-- start Materials provided --

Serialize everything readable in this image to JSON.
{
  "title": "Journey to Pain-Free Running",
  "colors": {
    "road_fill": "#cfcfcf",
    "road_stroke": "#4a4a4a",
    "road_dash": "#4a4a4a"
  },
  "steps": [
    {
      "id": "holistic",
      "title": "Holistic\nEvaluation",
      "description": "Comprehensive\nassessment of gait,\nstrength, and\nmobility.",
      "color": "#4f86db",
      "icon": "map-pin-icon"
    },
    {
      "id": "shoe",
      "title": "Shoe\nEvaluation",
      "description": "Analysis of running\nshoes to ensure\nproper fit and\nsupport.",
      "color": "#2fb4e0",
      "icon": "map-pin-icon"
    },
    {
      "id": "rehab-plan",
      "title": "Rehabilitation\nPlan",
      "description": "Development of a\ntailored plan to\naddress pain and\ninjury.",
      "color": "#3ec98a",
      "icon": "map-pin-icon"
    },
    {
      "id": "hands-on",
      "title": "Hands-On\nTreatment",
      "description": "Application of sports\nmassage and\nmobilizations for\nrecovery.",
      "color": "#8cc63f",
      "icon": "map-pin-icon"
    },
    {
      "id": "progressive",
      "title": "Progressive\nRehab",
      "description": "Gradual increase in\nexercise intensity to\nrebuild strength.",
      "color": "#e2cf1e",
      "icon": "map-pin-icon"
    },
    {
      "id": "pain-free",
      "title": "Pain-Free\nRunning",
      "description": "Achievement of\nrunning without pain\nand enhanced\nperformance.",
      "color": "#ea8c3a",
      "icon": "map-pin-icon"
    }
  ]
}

-- end Materials provided --

Given request: Retype the data exactly as given.

Solution to this exercise:
Serialize everything readable in this image to JSON.
{
  "title": "Journey to Pain-Free Running",
  "colors": {
    "road_fill": "#cfcfcf",
    "road_stroke": "#4a4a4a",
    "road_dash": "#4a4a4a"
  },
  "steps": [
    {
      "id": "holistic",
      "title": "Holistic\nEvaluation",
      "description": "Comprehensive\nassessment of gait,\nstrength, and\nmobility.",
      "color": "#4f86db",
      "icon": "map-pin-icon"
    },
    {
      "id": "shoe",
      "title": "Shoe\nEvaluation",
      "description": "Analysis of running\nshoes to ensure\nproper fit and\nsupport.",
      "color": "#2fb4e0",
      "icon": "map-pin-icon"
    },
    {
      "id": "rehab-plan",
      "title": "Rehabilitation\nPlan",
      "description": "Development of a\ntailored plan to\naddress pain and\ninjury.",
      "color": "#3ec98a",
      "icon": "map-pin-icon"
    },
    {
      "id": "hands-on",
      "title": "Hands-On\nTreatment",
      "description": "Application of sports\nmassage and\nmobilizations for\nrecovery.",
      "color": "#8cc63f",
      "icon": "map-pin-icon"
    },
    {
      "id": "progressive",
      "title": "Progressive\nRehab",
      "description": "Gradual increase in\nexercise intensity to\nrebuild strength.",
      "color": "#e2cf1e",
      "icon": "map-pin-icon"
    },
    {
      "id": "pain-free",
      "title": "Pain-Free\nRunning",
      "description": "Achievement of\nrunning without pain\nand enhanced\nperformance.",
      "color": "#ea8c3a",
      "icon": "map-pin-icon"
    }
  ]
}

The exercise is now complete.